Copy each of the entries below faithfully, setting aside any pictures.

* _Extracted data entries_
** begin **

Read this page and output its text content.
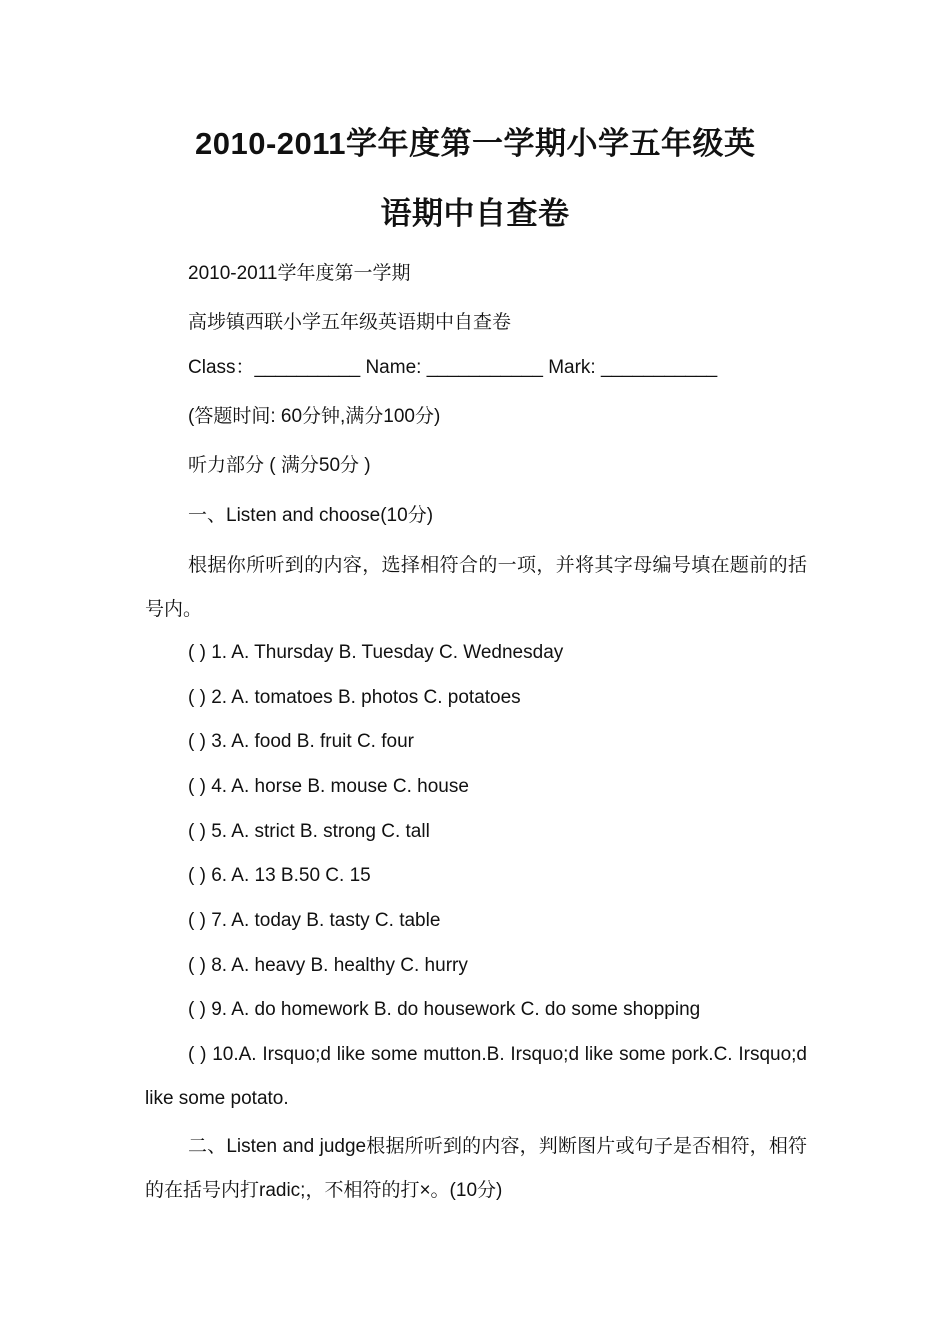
2010-2011学年度第一学期小学五年级英
语期中自查卷
2010-2011学年度第一学期
高埗镇西联小学五年级英语期中自查卷
Class：__________ Name: ___________ Mark: ___________
(答题时间: 60分钟,满分100分)
听力部分 ( 满分50分 )
一、Listen and choose(10分)
根据你所听到的内容，选择相符合的一项，并将其字母编号填在题前的括号内。
( ) 1. A. Thursday B. Tuesday C. Wednesday
( ) 2. A. tomatoes B. photos C. potatoes
( ) 3. A. food B. fruit C. four
( ) 4. A. horse B. mouse C. house
( ) 5. A. strict B. strong C. tall
( ) 6. A. 13 B.50 C. 15
( ) 7. A. today B. tasty C. table
( ) 8. A. heavy B. healthy C. hurry
( ) 9. A. do homework B. do housework C. do some shopping
( ) 10.A. Irsquo;d like some mutton.B. Irsquo;d like some pork.C. Irsquo;d like some potato.
二、Listen and judge根据所听到的内容，判断图片或句子是否相符，相符的在括号内打radic;，不相符的打×。(10分)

** end **

* _SOLUTION BELOW_
Read this page and output its text content.
2010-2011学年度第一学期小学五年级英
语期中自查卷
2010-2011学年度第一学期
高埗镇西联小学五年级英语期中自查卷
Class：__________ Name: ___________ Mark: ___________
(答题时间: 60分钟,满分100分)
听力部分 ( 满分50分 )
一、Listen and choose(10分)
根据你所听到的内容，选择相符合的一项，并将其字母编号填在题前的括号内。
( ) 1. A. Thursday B. Tuesday C. Wednesday
( ) 2. A. tomatoes B. photos C. potatoes
( ) 3. A. food B. fruit C. four
( ) 4. A. horse B. mouse C. house
( ) 5. A. strict B. strong C. tall
( ) 6. A. 13 B.50 C. 15
( ) 7. A. today B. tasty C. table
( ) 8. A. heavy B. healthy C. hurry
( ) 9. A. do homework B. do housework C. do some shopping
( ) 10.A. Irsquo;d like some mutton.B. Irsquo;d like some pork.C. Irsquo;d like some potato.
二、Listen and judge根据所听到的内容，判断图片或句子是否相符，相符的在括号内打radic;，不相符的打×。(10分)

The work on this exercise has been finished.